What you will do:
In the entries below, find the line with "Extract the structured" and the line with "Serialize everything readable", then retype both and everything between them exactly. Do not copy the pictures.

Dataset records:
++++++
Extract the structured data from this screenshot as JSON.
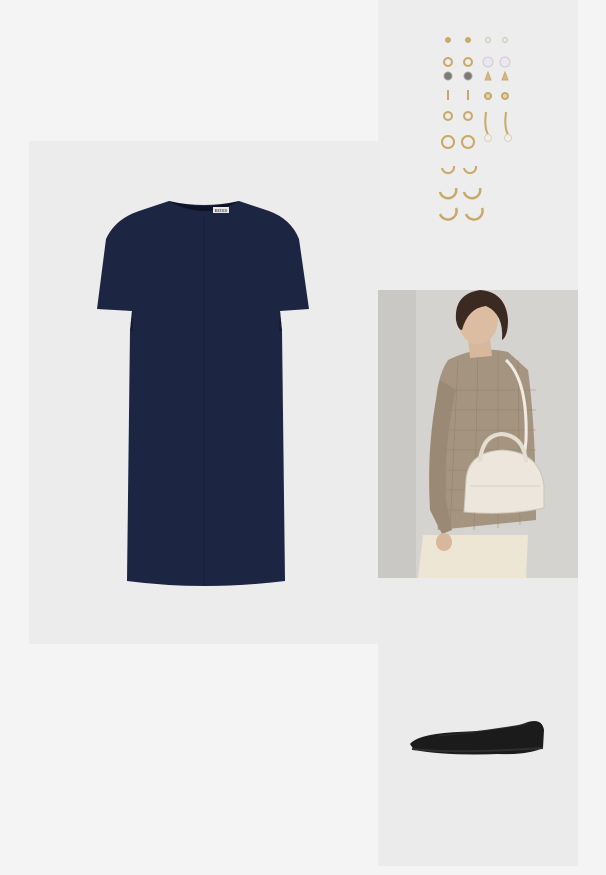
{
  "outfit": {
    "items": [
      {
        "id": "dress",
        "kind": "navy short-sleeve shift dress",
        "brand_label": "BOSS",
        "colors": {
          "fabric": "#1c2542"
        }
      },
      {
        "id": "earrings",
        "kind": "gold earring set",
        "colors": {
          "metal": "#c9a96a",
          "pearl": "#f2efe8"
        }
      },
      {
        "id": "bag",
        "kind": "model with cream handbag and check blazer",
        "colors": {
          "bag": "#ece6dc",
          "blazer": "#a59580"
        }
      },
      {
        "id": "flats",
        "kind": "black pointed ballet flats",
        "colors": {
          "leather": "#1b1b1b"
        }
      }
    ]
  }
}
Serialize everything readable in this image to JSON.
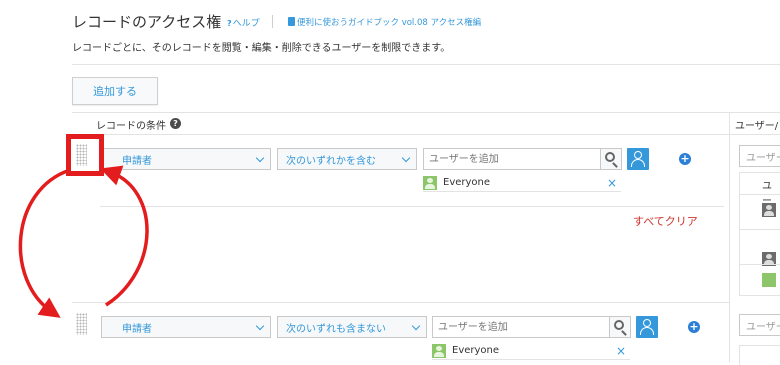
++++++
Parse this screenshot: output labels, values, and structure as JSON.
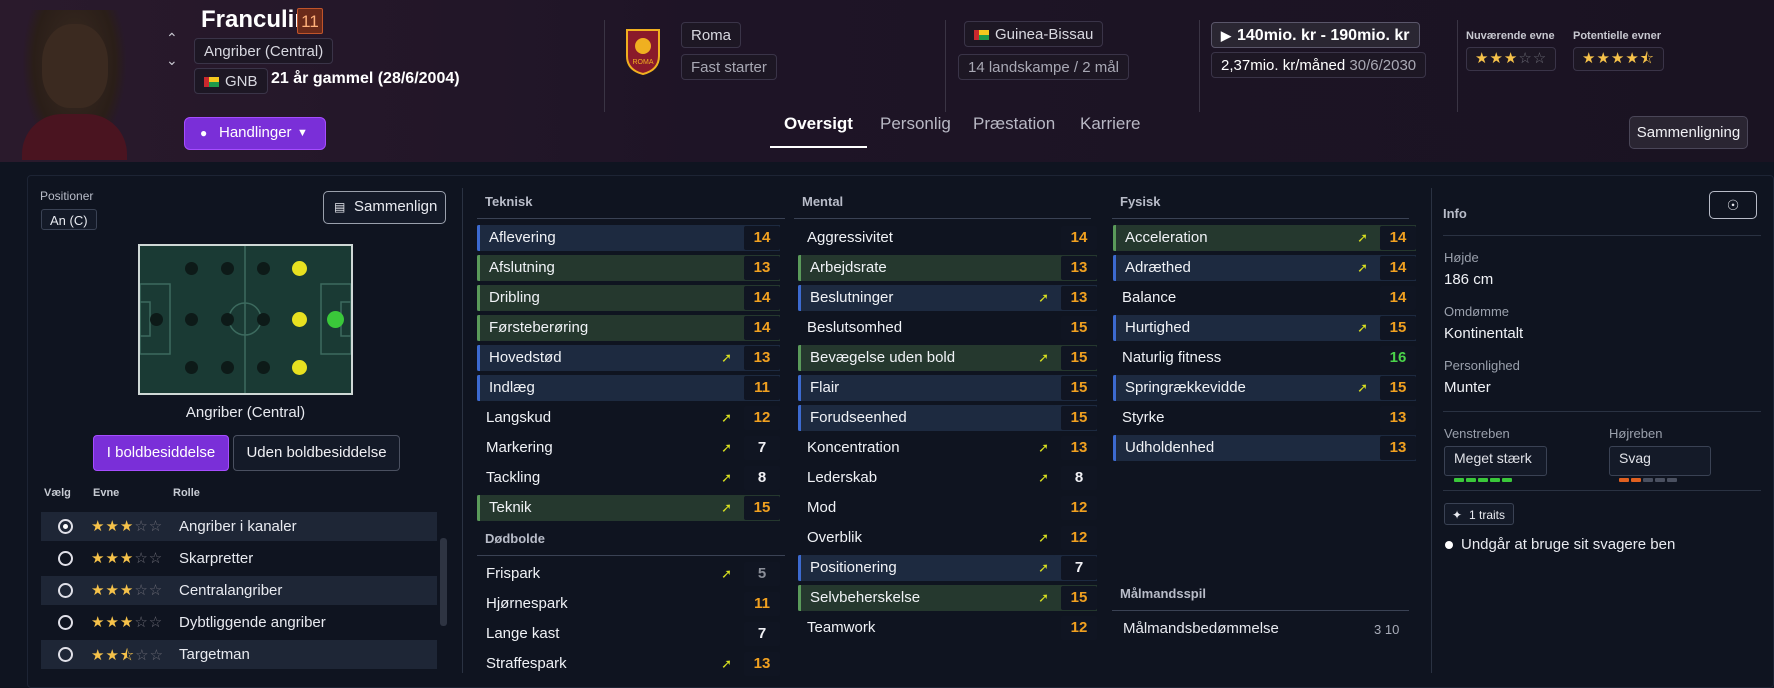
++++++
Right answer:
Extract the structured data from this screenshot as JSON.
{
  "outfit": {
    "items": [
      {
        "id": "dress",
        "kind": "navy short-sleeve shift dress",
        "brand_label": "BOSS",
        "colors": {
          "fabric": "#1c2542"
        }
      },
      {
        "id": "earrings",
        "kind": "gold earring set",
        "colors": {
          "metal": "#c9a96a",
          "pearl": "#f2efe8"
        }
      },
      {
        "id": "bag",
        "kind": "model with cream handbag and check blazer",
        "colors": {
          "bag": "#ece6dc",
          "blazer": "#a59580"
        }
      },
      {
        "id": "flats",
        "kind": "black pointed ballet flats",
        "colors": {
          "leather": "#1b1b1b"
        }
      }
    ]
  }
}
Serialize everything readable in this image to JSON.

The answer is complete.